What to produce
Look below and pull out each line with the word "Blogger".

Information provided

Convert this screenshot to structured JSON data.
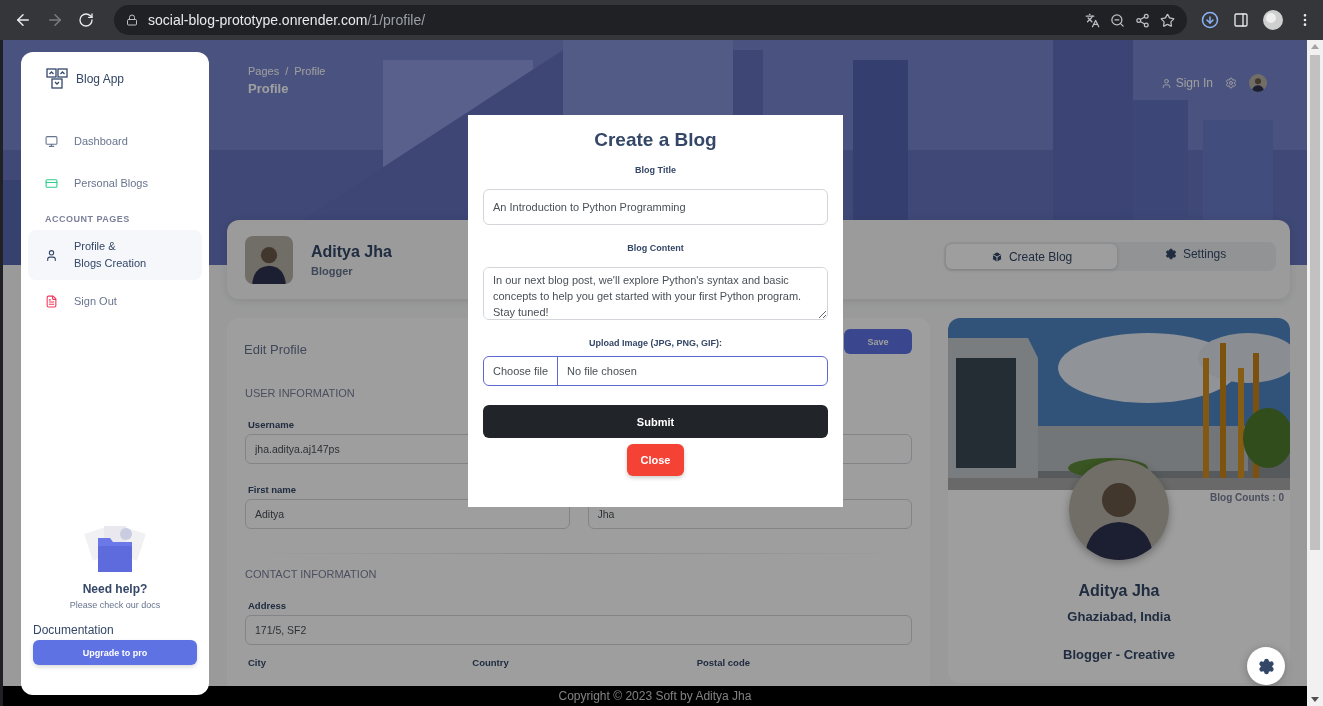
{
  "browser": {
    "url_host": "social-blog-prototype.onrender.com",
    "url_path": "/1/profile/"
  },
  "sidebar": {
    "brand": "Blog App",
    "items": [
      {
        "kind": "dashboard",
        "label": "Dashboard",
        "selected": false
      },
      {
        "kind": "blogs",
        "label": "Personal Blogs",
        "selected": false
      },
      {
        "kind": "heading",
        "label": "ACCOUNT PAGES"
      },
      {
        "kind": "profile",
        "label": "Profile &\nBlogs Creation",
        "selected": true
      },
      {
        "kind": "signout",
        "label": "Sign Out",
        "selected": false
      }
    ],
    "help": {
      "title": "Need help?",
      "text": "Please check our docs",
      "link": "Documentation",
      "button": "Upgrade to pro"
    }
  },
  "header": {
    "breadcrumbs": [
      "Pages",
      "Profile"
    ],
    "separator": "/",
    "title": "Profile",
    "sign_in": "Sign In"
  },
  "profile": {
    "name": "Aditya Jha",
    "role": "Blogger",
    "tabs": [
      {
        "label": "Create Blog",
        "selected": true
      },
      {
        "label": "Settings",
        "selected": false
      }
    ]
  },
  "edit_profile": {
    "title": "Edit Profile",
    "save": "Save",
    "sections": [
      {
        "title": "USER INFORMATION",
        "rows": [
          {
            "kind": "pair",
            "items": [
              {
                "label": "Username",
                "value": "jha.aditya.aj147ps"
              }
            ]
          },
          {
            "kind": "pair",
            "items": [
              {
                "label": "First name",
                "value": "Aditya"
              },
              {
                "value": "Jha"
              }
            ]
          }
        ]
      },
      {
        "title": "CONTACT INFORMATION",
        "rows": [
          {
            "kind": "single",
            "items": [
              {
                "label": "Address",
                "value": "171/5, SF2"
              }
            ]
          },
          {
            "kind": "labels",
            "items": [
              {
                "label": "City"
              },
              {
                "label": "Country"
              },
              {
                "label": "Postal code"
              }
            ]
          }
        ]
      }
    ]
  },
  "profile_card": {
    "blog_count": "Blog Counts : 0",
    "name": "Aditya Jha",
    "location": "Ghaziabad, India",
    "title": "Blogger - Creative"
  },
  "modal": {
    "title": "Create a Blog",
    "fields": [
      {
        "kind": "text",
        "label": "Blog Title",
        "value": "An Introduction to Python Programming"
      },
      {
        "kind": "textarea",
        "label": "Blog Content",
        "value": "In our next blog post, we'll explore Python's syntax and basic concepts to help you get started with your first Python program. Stay tuned!"
      },
      {
        "kind": "file",
        "label": "Upload Image (JPG, PNG, GIF):",
        "button": "Choose file",
        "value": "No file chosen"
      }
    ],
    "submit": "Submit",
    "close": "Close"
  },
  "footer": "Copyright © 2023 Soft by Aditya Jha"
}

In response
    "role": "Blogger",
    "title": "Blogger - Creative"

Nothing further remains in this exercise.